INSTRUCTIONS TO FOLLOW:
Copy every line of the following data that includes the string "time".
***** RECORDS SUPPLIED *****
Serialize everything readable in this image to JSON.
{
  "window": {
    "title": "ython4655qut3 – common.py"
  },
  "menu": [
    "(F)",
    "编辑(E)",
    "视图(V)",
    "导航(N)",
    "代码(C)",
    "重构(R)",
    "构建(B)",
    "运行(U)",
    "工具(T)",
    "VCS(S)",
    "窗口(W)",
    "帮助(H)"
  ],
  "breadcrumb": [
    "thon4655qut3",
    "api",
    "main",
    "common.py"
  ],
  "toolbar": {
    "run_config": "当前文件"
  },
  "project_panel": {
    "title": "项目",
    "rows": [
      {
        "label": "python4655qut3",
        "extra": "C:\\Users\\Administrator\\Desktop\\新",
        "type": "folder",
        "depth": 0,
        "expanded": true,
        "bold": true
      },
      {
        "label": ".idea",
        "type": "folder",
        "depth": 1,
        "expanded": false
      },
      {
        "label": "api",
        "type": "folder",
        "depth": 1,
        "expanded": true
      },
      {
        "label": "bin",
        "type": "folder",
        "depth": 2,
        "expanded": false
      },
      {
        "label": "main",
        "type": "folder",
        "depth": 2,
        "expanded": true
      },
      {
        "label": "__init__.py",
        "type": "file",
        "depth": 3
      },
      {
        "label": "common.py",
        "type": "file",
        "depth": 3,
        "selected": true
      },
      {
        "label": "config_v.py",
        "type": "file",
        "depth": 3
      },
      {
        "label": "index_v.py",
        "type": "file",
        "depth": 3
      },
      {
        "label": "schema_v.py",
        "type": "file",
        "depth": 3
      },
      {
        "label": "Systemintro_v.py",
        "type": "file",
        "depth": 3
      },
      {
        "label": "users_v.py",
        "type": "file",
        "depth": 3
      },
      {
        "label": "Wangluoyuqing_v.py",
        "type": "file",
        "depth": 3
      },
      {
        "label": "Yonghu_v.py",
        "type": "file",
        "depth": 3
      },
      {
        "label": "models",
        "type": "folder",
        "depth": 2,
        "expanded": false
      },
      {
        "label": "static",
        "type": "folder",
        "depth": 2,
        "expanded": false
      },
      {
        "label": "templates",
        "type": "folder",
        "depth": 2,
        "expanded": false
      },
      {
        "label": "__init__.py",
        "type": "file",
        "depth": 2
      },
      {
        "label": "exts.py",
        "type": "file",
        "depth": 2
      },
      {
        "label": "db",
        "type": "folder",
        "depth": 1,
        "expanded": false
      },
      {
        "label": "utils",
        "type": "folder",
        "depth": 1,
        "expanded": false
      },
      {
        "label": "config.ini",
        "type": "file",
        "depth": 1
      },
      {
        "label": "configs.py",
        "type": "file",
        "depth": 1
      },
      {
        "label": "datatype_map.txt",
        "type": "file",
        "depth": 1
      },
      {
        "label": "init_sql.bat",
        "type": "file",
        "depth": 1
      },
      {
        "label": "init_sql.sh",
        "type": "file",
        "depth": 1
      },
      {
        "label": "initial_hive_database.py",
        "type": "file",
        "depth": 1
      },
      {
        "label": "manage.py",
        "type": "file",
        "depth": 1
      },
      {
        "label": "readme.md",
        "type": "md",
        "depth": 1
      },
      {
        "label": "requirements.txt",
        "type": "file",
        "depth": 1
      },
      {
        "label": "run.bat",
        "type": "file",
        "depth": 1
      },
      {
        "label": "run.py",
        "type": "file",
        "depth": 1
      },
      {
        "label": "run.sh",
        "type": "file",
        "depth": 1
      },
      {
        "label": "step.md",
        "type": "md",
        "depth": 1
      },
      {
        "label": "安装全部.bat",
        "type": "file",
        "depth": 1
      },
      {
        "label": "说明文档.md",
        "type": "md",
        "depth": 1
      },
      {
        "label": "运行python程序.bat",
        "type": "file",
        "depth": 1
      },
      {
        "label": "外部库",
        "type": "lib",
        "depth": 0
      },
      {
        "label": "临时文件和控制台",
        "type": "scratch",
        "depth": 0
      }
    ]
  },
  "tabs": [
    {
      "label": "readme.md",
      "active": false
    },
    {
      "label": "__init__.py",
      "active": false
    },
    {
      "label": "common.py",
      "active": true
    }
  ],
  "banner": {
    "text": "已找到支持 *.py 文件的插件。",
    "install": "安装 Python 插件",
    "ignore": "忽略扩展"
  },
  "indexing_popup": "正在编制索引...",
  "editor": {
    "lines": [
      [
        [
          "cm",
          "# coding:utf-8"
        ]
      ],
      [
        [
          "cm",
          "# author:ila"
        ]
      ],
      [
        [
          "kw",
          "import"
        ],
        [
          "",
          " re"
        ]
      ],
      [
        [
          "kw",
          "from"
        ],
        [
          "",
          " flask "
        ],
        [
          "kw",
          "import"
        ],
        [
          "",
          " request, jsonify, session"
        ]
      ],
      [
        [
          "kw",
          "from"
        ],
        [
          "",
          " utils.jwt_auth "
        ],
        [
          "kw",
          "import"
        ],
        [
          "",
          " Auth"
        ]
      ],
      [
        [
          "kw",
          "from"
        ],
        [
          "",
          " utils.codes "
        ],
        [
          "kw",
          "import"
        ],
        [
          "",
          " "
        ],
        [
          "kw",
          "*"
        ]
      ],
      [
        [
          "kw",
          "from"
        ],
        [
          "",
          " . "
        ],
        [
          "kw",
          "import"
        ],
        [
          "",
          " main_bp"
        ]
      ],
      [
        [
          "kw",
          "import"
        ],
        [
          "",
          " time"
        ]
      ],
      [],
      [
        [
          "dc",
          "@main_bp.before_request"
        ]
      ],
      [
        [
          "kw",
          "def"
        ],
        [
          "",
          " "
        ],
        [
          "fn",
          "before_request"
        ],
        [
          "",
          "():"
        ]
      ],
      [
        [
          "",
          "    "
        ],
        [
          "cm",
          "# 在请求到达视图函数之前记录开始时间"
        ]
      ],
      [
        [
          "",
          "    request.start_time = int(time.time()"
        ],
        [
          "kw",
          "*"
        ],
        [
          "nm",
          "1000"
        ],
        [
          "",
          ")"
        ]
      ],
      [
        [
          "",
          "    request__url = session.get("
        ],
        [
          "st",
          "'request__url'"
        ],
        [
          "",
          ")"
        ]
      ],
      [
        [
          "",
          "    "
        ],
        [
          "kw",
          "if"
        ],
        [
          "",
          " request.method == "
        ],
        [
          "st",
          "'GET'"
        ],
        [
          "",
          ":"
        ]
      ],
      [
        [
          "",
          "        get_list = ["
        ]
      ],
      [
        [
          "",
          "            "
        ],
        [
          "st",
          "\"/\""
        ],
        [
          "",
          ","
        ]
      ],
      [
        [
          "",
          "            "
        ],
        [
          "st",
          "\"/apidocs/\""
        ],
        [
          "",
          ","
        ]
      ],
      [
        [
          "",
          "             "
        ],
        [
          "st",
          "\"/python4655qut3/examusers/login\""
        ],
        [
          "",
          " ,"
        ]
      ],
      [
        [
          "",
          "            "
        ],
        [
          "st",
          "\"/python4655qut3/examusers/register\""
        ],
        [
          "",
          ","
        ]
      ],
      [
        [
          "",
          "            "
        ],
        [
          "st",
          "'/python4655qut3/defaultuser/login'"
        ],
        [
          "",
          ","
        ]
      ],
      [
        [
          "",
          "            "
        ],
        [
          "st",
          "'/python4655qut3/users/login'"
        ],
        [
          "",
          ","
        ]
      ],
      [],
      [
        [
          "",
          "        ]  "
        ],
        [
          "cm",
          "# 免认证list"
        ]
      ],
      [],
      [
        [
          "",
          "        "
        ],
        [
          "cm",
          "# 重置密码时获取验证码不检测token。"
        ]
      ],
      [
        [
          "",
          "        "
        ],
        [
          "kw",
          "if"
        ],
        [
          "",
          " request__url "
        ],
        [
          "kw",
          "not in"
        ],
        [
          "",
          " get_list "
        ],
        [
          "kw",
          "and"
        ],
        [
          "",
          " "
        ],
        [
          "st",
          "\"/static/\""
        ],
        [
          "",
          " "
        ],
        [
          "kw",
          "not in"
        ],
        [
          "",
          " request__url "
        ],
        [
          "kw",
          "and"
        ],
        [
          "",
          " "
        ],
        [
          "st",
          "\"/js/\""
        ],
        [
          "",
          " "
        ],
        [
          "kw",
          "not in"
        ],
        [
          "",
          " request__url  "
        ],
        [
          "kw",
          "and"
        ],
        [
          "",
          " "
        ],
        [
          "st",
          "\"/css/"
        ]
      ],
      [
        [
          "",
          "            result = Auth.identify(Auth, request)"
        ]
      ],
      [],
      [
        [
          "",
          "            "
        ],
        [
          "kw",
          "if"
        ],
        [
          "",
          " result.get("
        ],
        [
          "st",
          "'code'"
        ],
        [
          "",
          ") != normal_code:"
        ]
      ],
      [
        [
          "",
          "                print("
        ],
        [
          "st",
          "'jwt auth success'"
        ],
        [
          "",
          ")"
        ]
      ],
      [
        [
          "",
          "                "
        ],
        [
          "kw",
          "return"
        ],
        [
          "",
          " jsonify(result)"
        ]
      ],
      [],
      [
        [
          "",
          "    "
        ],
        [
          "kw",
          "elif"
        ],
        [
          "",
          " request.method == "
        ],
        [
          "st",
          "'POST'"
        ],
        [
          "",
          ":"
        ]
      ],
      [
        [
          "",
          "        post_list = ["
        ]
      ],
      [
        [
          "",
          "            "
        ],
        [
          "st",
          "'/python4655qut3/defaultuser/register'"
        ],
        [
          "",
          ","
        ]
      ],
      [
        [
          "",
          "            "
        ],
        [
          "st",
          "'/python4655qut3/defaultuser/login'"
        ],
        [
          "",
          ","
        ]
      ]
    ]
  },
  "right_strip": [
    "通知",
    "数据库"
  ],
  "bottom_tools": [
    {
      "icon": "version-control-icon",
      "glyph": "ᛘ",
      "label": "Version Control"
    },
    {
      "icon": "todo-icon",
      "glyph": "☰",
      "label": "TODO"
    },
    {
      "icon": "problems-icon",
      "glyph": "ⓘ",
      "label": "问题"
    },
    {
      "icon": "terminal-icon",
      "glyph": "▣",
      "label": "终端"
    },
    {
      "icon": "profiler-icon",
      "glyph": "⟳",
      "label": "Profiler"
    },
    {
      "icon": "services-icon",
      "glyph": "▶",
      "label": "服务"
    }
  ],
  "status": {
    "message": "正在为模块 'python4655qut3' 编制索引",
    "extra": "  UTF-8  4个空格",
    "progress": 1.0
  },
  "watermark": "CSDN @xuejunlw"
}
*****
REPLY TO THE EXERCISE:
          " time"
          "    request.start_time = int(time.time()"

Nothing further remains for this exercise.